(Stored items)
━━━━━━━━━━

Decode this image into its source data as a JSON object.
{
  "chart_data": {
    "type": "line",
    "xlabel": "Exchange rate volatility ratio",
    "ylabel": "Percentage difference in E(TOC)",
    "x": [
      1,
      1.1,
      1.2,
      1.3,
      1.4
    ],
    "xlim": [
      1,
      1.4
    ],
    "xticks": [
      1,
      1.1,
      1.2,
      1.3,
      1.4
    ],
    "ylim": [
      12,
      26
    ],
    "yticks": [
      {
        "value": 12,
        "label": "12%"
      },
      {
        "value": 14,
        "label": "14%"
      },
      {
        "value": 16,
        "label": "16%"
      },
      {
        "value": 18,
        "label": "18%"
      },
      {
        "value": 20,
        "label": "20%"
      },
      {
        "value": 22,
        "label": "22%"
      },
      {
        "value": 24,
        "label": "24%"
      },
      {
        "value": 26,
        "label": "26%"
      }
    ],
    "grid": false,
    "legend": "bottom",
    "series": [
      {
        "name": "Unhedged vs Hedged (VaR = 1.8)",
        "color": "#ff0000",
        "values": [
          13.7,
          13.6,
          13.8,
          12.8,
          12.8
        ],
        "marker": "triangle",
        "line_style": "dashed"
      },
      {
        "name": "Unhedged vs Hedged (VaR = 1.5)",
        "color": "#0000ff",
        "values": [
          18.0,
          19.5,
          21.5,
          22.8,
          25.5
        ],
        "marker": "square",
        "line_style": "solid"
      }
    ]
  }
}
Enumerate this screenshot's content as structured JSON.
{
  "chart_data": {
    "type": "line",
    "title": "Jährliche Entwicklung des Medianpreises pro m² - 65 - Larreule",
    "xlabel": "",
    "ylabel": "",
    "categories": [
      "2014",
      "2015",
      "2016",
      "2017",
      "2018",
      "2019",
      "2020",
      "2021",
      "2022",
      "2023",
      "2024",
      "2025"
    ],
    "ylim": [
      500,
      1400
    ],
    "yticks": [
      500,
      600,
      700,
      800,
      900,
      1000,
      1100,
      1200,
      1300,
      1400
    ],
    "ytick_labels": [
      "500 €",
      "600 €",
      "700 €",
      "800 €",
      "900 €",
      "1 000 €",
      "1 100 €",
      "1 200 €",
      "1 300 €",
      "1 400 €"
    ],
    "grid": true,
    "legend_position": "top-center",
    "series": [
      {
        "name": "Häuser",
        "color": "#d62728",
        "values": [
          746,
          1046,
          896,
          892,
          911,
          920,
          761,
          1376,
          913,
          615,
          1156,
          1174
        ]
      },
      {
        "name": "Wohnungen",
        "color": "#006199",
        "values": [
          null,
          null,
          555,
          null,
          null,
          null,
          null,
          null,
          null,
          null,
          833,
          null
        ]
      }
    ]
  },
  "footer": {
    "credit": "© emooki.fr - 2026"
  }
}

━━━━━━━━━━

WHAT YOU ARE ASKED TO DO
Take the entries above and copy them out exactly.

EXERCISE ANSWER
Decode this image into its source data as a JSON object.
{
  "chart_data": {
    "type": "line",
    "xlabel": "Exchange rate volatility ratio",
    "ylabel": "Percentage difference in E(TOC)",
    "x": [
      1,
      1.1,
      1.2,
      1.3,
      1.4
    ],
    "xlim": [
      1,
      1.4
    ],
    "xticks": [
      1,
      1.1,
      1.2,
      1.3,
      1.4
    ],
    "ylim": [
      12,
      26
    ],
    "yticks": [
      {
        "value": 12,
        "label": "12%"
      },
      {
        "value": 14,
        "label": "14%"
      },
      {
        "value": 16,
        "label": "16%"
      },
      {
        "value": 18,
        "label": "18%"
      },
      {
        "value": 20,
        "label": "20%"
      },
      {
        "value": 22,
        "label": "22%"
      },
      {
        "value": 24,
        "label": "24%"
      },
      {
        "value": 26,
        "label": "26%"
      }
    ],
    "grid": false,
    "legend": "bottom",
    "series": [
      {
        "name": "Unhedged vs Hedged (VaR = 1.8)",
        "color": "#ff0000",
        "values": [
          13.7,
          13.6,
          13.8,
          12.8,
          12.8
        ],
        "marker": "triangle",
        "line_style": "dashed"
      },
      {
        "name": "Unhedged vs Hedged (VaR = 1.5)",
        "color": "#0000ff",
        "values": [
          18.0,
          19.5,
          21.5,
          22.8,
          25.5
        ],
        "marker": "square",
        "line_style": "solid"
      }
    ]
  }
}
Enumerate this screenshot's content as structured JSON.
{
  "chart_data": {
    "type": "line",
    "title": "Jährliche Entwicklung des Medianpreises pro m² - 65 - Larreule",
    "xlabel": "",
    "ylabel": "",
    "categories": [
      "2014",
      "2015",
      "2016",
      "2017",
      "2018",
      "2019",
      "2020",
      "2021",
      "2022",
      "2023",
      "2024",
      "2025"
    ],
    "ylim": [
      500,
      1400
    ],
    "yticks": [
      500,
      600,
      700,
      800,
      900,
      1000,
      1100,
      1200,
      1300,
      1400
    ],
    "ytick_labels": [
      "500 €",
      "600 €",
      "700 €",
      "800 €",
      "900 €",
      "1 000 €",
      "1 100 €",
      "1 200 €",
      "1 300 €",
      "1 400 €"
    ],
    "grid": true,
    "legend_position": "top-center",
    "series": [
      {
        "name": "Häuser",
        "color": "#d62728",
        "values": [
          746,
          1046,
          896,
          892,
          911,
          920,
          761,
          1376,
          913,
          615,
          1156,
          1174
        ]
      },
      {
        "name": "Wohnungen",
        "color": "#006199",
        "values": [
          null,
          null,
          555,
          null,
          null,
          null,
          null,
          null,
          null,
          null,
          833,
          null
        ]
      }
    ]
  },
  "footer": {
    "credit": "© emooki.fr - 2026"
  }
}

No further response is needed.